Problem description =
Search the records below for the word "Ctrl" and show every line where it occurs.

Stored records =

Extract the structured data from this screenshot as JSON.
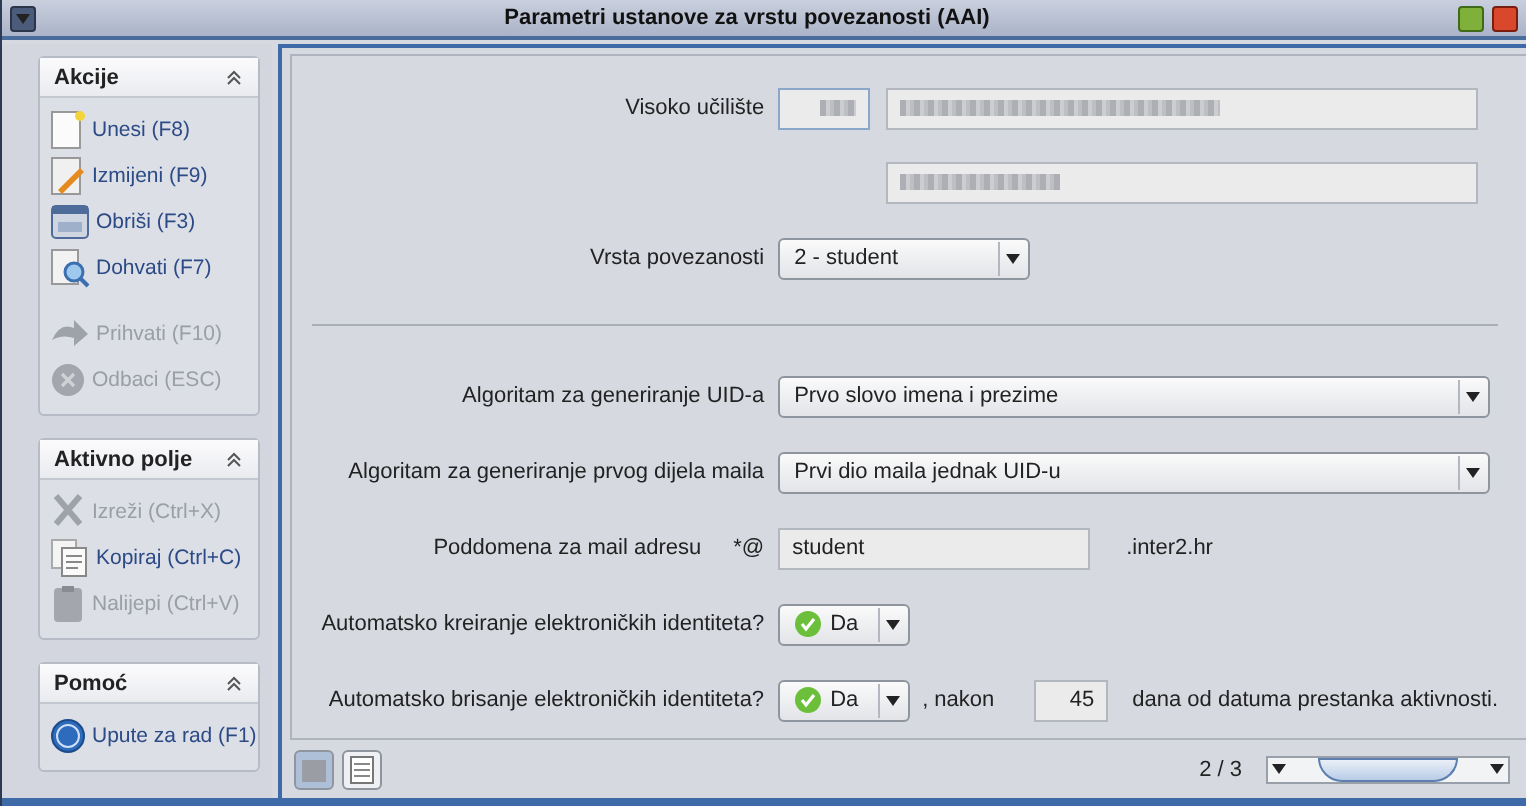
{
  "window": {
    "title": "Parametri ustanove za vrstu povezanosti (AAI)"
  },
  "sidebar": {
    "sections": [
      {
        "title": "Akcije",
        "items": [
          {
            "label": "Unesi (F8)",
            "disabled": false
          },
          {
            "label": "Izmijeni (F9)",
            "disabled": false
          },
          {
            "label": "Obriši (F3)",
            "disabled": false
          },
          {
            "label": "Dohvati (F7)",
            "disabled": false
          },
          {
            "label": "Prihvati (F10)",
            "disabled": true
          },
          {
            "label": "Odbaci (ESC)",
            "disabled": true
          }
        ]
      },
      {
        "title": "Aktivno polje",
        "items": [
          {
            "label": "Izreži (Ctrl+X)",
            "disabled": true
          },
          {
            "label": "Kopiraj (Ctrl+C)",
            "disabled": false
          },
          {
            "label": "Nalijepi (Ctrl+V)",
            "disabled": true
          }
        ]
      },
      {
        "title": "Pomoć",
        "items": [
          {
            "label": "Upute za rad (F1)",
            "disabled": false
          }
        ]
      }
    ]
  },
  "form": {
    "top_rows": [
      {
        "kind": "institution",
        "label": "Visoko učilište"
      },
      {
        "kind": "dropdown",
        "label": "Vrsta povezanosti",
        "value": "2 - student"
      }
    ],
    "bottom_rows": [
      {
        "kind": "select",
        "label": "Algoritam za generiranje UID-a",
        "value": "Prvo slovo imena i prezime"
      },
      {
        "kind": "select",
        "label": "Algoritam za generiranje prvog dijela maila",
        "value": "Prvi dio maila jednak UID-u"
      },
      {
        "kind": "text",
        "label": "Poddomena za mail adresu",
        "prefix": "*@",
        "value": "student",
        "suffix": ".inter2.hr"
      },
      {
        "kind": "yesno",
        "label": "Automatsko kreiranje elektroničkih identiteta?",
        "value": "Da"
      },
      {
        "kind": "yesno",
        "label": "Automatsko brisanje elektroničkih identiteta?",
        "value": "Da",
        "after": ", nakon",
        "number": "45",
        "suffix": "dana od datuma prestanka aktivnosti."
      }
    ]
  },
  "footer": {
    "page": "2 / 3"
  }
}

Answer to the problem =
            "label": "Izreži (Ctrl+X)",
            "label": "Kopiraj (Ctrl+C)",
            "label": "Nalijepi (Ctrl+V)",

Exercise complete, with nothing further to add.